## YOUR INSTRUCTIONS
Quote all entries exactly, leaving pictures aside.
━━━ GIVEN ENTRIES ━━━
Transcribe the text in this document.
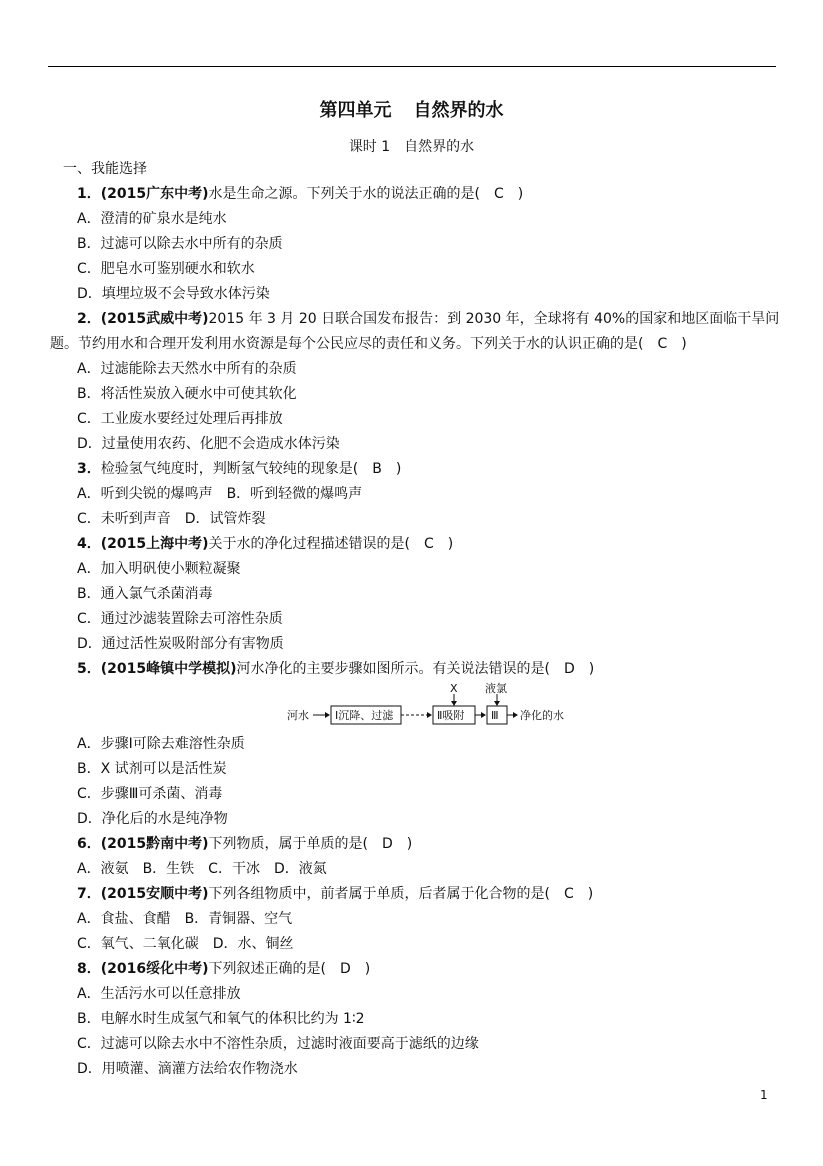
第四单元 自然界的水
课时 1　自然界的水
一、我能选择
1．(2015广东中考)水是生命之源。下列关于水的说法正确的是(　C　)
A．澄清的矿泉水是纯水
B．过滤可以除去水中所有的杂质
C．肥皂水可鉴别硬水和软水
D．填埋垃圾不会导致水体污染
2．(2015武威中考)2015 年 3 月 20 日联合国发布报告：到 2030 年，全球将有 40%的国家和地区面临干旱问
题。节约用水和合理开发利用水资源是每个公民应尽的责任和义务。下列关于水的认识正确的是(　C　)
A．过滤能除去天然水中所有的杂质
B．将活性炭放入硬水中可使其软化
C．工业废水要经过处理后再排放
D．过量使用农药、化肥不会造成水体污染
3．检验氢气纯度时，判断氢气较纯的现象是(　B　)
A．听到尖锐的爆鸣声　B．听到轻微的爆鸣声
C．未听到声音　D．试管炸裂
4．(2015上海中考)关于水的净化过程描述错误的是(　C　)
A．加入明矾使小颗粒凝聚
B．通入氯气杀菌消毒
C．通过沙滤装置除去可溶性杂质
D．通过活性炭吸附部分有害物质
5．(2015峰镇中学模拟)河水净化的主要步骤如图所示。有关说法错误的是(　D　)
河水 Ⅰ沉降、过滤	Ⅱ吸附
X
Ⅲ
液氯
净化的水
A．步骤Ⅰ可除去难溶性杂质
B．X 试剂可以是活性炭
C．步骤Ⅲ可杀菌、消毒
D．净化后的水是纯净物
6．(2015黔南中考)下列物质，属于单质的是(　D　)
A．液氨　B．生铁　C．干冰　D．液氮
7．(2015安顺中考)下列各组物质中，前者属于单质，后者属于化合物的是(　C　)
A．食盐、食醋　B．青铜器、空气
C．氧气、二氧化碳　D．水、铜丝
8．(2016绥化中考)下列叙述正确的是(　D　)
A．生活污水可以任意排放
B．电解水时生成氢气和氧气的体积比约为 1∶2
C．过滤可以除去水中不溶性杂质，过滤时液面要高于滤纸的边缘
D．用喷灌、滴灌方法给农作物浇水
1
━━━
## THE COMPLETED TASK
Transcribe the text in this document.
第四单元 自然界的水
课时 1　自然界的水
一、我能选择
1．(2015广东中考)水是生命之源。下列关于水的说法正确的是(　C　)
A．澄清的矿泉水是纯水
B．过滤可以除去水中所有的杂质
C．肥皂水可鉴别硬水和软水
D．填埋垃圾不会导致水体污染
2．(2015武威中考)2015 年 3 月 20 日联合国发布报告：到 2030 年，全球将有 40%的国家和地区面临干旱问
题。节约用水和合理开发利用水资源是每个公民应尽的责任和义务。下列关于水的认识正确的是(　C　)
A．过滤能除去天然水中所有的杂质
B．将活性炭放入硬水中可使其软化
C．工业废水要经过处理后再排放
D．过量使用农药、化肥不会造成水体污染
3．检验氢气纯度时，判断氢气较纯的现象是(　B　)
A．听到尖锐的爆鸣声　B．听到轻微的爆鸣声
C．未听到声音　D．试管炸裂
4．(2015上海中考)关于水的净化过程描述错误的是(　C　)
A．加入明矾使小颗粒凝聚
B．通入氯气杀菌消毒
C．通过沙滤装置除去可溶性杂质
D．通过活性炭吸附部分有害物质
5．(2015峰镇中学模拟)河水净化的主要步骤如图所示。有关说法错误的是(　D　)
河水 Ⅰ沉降、过滤	Ⅱ吸附
X
Ⅲ
液氯
净化的水
A．步骤Ⅰ可除去难溶性杂质
B．X 试剂可以是活性炭
C．步骤Ⅲ可杀菌、消毒
D．净化后的水是纯净物
6．(2015黔南中考)下列物质，属于单质的是(　D　)
A．液氨　B．生铁　C．干冰　D．液氮
7．(2015安顺中考)下列各组物质中，前者属于单质，后者属于化合物的是(　C　)
A．食盐、食醋　B．青铜器、空气
C．氧气、二氧化碳　D．水、铜丝
8．(2016绥化中考)下列叙述正确的是(　D　)
A．生活污水可以任意排放
B．电解水时生成氢气和氧气的体积比约为 1∶2
C．过滤可以除去水中不溶性杂质，过滤时液面要高于滤纸的边缘
D．用喷灌、滴灌方法给农作物浇水
1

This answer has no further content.